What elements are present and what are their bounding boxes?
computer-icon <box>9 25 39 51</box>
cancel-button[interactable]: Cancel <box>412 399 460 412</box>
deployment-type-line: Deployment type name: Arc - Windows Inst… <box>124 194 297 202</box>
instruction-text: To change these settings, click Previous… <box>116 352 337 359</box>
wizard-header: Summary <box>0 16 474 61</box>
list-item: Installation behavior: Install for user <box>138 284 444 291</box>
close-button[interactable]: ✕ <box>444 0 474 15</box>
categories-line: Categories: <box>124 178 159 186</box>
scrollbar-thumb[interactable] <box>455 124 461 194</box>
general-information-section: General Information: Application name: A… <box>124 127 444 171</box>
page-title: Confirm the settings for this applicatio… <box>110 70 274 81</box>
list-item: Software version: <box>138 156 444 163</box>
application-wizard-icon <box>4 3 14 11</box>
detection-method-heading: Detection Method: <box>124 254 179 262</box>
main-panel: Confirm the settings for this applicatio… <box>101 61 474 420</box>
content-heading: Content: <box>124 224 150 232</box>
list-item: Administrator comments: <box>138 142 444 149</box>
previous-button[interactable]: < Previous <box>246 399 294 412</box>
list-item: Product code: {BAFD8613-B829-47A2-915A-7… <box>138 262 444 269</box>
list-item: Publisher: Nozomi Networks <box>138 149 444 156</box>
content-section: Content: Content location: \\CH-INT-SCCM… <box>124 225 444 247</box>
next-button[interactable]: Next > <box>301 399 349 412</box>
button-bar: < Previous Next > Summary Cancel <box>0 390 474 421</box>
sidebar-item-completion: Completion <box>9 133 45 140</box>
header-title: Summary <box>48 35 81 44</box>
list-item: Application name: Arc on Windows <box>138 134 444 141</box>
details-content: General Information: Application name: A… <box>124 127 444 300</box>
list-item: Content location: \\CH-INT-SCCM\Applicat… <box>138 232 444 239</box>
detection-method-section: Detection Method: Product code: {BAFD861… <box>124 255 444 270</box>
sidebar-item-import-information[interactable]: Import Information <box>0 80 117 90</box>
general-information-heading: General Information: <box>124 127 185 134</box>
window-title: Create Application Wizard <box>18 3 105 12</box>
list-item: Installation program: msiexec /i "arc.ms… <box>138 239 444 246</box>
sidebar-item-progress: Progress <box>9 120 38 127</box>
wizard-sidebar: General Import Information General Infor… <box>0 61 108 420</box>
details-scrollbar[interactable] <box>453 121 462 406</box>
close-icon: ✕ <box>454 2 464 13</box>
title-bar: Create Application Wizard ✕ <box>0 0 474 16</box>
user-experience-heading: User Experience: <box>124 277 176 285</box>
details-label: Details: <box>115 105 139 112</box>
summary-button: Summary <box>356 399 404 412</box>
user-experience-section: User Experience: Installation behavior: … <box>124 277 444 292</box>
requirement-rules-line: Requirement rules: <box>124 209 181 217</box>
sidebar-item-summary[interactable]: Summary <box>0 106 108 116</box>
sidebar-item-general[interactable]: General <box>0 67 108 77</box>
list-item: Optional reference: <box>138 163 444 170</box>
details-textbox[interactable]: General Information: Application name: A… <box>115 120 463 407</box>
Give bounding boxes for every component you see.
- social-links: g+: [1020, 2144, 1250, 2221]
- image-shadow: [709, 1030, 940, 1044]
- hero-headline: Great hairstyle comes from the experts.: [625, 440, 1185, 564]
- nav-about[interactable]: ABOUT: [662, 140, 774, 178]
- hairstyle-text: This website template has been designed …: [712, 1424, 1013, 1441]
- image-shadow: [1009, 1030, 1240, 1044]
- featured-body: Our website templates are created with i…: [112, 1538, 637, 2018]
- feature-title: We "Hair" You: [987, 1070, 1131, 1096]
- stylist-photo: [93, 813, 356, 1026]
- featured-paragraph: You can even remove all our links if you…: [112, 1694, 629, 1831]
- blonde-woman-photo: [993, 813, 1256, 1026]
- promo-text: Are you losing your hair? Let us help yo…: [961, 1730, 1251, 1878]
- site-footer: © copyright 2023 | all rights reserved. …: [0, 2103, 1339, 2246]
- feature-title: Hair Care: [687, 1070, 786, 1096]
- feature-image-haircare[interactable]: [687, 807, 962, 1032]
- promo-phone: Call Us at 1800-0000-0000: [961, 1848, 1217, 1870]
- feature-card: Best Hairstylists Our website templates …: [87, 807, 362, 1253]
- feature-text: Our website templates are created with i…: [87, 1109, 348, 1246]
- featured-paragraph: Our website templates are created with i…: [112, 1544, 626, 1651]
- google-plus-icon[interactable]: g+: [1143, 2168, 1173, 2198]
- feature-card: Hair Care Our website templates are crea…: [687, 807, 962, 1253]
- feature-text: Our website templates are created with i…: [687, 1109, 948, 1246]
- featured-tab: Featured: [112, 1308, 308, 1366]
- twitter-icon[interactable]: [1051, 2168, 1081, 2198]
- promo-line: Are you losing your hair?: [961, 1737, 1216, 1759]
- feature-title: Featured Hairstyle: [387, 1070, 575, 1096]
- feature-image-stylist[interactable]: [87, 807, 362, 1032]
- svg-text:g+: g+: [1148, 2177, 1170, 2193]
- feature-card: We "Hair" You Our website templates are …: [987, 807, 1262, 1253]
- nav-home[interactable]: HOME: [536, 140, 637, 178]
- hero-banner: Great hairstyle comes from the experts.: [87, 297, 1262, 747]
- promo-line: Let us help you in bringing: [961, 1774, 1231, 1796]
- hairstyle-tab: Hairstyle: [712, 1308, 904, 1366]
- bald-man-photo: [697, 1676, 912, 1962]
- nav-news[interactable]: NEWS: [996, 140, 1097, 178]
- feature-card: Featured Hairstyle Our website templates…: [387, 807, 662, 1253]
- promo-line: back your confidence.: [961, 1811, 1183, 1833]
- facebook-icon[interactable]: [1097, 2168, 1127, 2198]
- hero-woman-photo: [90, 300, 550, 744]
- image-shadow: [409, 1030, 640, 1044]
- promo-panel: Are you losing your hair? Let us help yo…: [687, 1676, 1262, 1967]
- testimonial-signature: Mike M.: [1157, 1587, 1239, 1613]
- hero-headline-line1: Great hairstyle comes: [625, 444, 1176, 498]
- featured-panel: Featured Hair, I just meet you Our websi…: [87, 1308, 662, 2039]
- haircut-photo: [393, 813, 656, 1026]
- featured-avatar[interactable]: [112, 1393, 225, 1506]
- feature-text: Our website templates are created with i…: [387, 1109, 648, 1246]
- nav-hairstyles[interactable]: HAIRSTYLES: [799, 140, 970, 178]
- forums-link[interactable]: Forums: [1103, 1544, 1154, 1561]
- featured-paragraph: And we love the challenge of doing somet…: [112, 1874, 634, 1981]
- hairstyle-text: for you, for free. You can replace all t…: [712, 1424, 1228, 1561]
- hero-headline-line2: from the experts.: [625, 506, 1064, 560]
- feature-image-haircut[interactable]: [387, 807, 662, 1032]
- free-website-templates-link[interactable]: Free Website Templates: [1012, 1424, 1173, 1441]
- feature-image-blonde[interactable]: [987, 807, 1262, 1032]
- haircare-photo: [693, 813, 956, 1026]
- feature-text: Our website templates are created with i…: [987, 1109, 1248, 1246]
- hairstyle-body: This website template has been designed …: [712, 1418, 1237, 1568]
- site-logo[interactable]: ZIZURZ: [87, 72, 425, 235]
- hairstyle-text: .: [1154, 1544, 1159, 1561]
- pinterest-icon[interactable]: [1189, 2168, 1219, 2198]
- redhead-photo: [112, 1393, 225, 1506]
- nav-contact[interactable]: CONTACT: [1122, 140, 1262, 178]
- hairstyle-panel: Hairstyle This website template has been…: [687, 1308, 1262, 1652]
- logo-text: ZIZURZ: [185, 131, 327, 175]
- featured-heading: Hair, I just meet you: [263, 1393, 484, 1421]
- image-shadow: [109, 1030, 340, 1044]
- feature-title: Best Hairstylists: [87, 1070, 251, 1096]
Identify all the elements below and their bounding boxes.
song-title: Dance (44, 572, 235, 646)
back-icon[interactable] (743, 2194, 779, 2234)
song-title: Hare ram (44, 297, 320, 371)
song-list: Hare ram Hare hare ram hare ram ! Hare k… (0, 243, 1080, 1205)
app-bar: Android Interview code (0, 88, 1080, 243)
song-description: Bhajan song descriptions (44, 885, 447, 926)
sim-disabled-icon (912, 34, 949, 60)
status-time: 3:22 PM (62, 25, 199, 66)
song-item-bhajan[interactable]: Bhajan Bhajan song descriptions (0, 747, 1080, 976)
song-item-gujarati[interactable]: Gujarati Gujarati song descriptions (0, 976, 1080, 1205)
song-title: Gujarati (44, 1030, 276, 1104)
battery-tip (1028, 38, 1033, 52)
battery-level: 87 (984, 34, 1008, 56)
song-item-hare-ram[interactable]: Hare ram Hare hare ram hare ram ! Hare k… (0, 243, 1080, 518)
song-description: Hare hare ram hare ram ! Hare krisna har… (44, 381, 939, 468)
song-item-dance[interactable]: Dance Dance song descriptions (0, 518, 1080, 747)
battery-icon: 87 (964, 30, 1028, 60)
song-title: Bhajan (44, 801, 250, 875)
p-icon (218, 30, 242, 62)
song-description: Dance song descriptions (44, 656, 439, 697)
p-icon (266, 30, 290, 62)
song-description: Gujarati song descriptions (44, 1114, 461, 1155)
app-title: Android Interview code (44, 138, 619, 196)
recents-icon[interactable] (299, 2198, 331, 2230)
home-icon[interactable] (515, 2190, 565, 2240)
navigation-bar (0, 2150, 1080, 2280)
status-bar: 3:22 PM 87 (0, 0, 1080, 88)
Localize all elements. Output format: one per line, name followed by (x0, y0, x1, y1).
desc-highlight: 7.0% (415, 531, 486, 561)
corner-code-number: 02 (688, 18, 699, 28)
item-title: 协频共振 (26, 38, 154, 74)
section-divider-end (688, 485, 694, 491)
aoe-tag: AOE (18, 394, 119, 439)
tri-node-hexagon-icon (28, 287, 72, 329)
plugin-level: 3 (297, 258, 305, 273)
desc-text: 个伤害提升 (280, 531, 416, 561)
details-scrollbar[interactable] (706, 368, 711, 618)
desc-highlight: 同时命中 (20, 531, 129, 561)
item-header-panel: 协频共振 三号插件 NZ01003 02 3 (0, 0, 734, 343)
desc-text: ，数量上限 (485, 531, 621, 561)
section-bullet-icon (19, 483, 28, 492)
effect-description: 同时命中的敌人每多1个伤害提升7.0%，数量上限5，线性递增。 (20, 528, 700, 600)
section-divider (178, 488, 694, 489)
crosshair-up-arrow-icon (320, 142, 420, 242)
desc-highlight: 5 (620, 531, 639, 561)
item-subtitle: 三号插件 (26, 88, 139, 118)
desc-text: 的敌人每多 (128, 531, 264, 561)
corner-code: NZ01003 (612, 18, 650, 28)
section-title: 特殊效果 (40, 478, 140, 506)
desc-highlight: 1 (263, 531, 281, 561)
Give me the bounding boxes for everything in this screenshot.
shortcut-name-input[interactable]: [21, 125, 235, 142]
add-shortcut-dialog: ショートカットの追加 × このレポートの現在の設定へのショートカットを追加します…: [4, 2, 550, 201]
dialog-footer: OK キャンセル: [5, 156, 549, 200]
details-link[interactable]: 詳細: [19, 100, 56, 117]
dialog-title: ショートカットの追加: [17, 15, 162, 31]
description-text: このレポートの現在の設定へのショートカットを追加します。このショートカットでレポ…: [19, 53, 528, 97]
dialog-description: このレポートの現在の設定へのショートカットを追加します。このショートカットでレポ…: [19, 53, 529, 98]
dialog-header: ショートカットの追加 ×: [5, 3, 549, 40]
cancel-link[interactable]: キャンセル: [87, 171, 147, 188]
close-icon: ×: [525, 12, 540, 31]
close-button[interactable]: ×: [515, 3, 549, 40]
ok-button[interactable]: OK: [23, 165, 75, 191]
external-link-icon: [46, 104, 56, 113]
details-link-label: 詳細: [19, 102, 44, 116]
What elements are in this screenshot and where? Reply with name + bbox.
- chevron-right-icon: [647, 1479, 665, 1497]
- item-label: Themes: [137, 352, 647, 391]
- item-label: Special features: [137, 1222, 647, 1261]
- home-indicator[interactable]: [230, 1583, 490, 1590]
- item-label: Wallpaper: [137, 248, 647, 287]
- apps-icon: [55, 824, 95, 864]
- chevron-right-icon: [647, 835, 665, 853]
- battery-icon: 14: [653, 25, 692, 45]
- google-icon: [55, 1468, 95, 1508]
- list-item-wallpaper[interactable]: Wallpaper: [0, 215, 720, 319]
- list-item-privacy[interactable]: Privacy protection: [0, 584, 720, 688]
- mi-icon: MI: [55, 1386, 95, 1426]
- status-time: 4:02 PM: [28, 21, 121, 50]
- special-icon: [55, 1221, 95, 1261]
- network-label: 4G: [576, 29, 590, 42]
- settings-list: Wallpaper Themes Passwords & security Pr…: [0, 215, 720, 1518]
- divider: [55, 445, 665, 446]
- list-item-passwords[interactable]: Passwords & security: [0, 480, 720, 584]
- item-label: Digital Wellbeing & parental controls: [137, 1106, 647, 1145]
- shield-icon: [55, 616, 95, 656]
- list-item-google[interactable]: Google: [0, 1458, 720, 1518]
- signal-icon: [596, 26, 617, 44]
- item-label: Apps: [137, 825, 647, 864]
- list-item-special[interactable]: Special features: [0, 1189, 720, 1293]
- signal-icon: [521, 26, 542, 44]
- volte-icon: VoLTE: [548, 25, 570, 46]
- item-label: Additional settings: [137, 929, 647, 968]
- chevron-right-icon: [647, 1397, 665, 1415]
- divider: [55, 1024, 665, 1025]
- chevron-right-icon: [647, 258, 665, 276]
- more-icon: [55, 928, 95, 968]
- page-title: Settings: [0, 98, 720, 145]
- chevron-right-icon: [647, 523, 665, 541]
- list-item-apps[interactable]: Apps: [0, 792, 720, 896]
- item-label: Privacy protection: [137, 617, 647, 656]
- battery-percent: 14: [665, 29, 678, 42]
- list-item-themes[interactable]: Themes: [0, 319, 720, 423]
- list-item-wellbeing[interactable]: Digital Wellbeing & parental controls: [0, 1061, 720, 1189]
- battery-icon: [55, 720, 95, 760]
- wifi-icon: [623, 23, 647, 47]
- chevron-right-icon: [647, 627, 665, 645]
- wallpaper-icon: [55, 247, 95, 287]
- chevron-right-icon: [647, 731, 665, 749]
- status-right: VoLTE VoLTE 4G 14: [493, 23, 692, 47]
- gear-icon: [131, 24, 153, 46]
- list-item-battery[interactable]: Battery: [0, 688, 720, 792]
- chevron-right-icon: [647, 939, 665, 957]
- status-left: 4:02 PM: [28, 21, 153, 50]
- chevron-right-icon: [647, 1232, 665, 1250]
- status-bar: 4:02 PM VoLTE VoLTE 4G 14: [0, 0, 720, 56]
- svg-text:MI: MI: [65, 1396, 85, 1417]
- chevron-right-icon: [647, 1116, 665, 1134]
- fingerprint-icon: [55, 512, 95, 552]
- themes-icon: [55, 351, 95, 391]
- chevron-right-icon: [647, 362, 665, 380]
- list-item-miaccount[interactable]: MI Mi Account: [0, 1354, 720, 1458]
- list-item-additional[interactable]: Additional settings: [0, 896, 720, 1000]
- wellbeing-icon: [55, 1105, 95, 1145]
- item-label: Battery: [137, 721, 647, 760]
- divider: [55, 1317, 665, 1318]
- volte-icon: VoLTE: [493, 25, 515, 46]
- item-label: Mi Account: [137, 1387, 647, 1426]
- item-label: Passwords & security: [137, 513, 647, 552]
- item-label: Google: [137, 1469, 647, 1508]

::::

### Description of the task
Count the lines in the entries above that contain the string "ZIZURZ", treating uppercase and lowercase as different, and reply with only that number.

### Answer to the exercise
2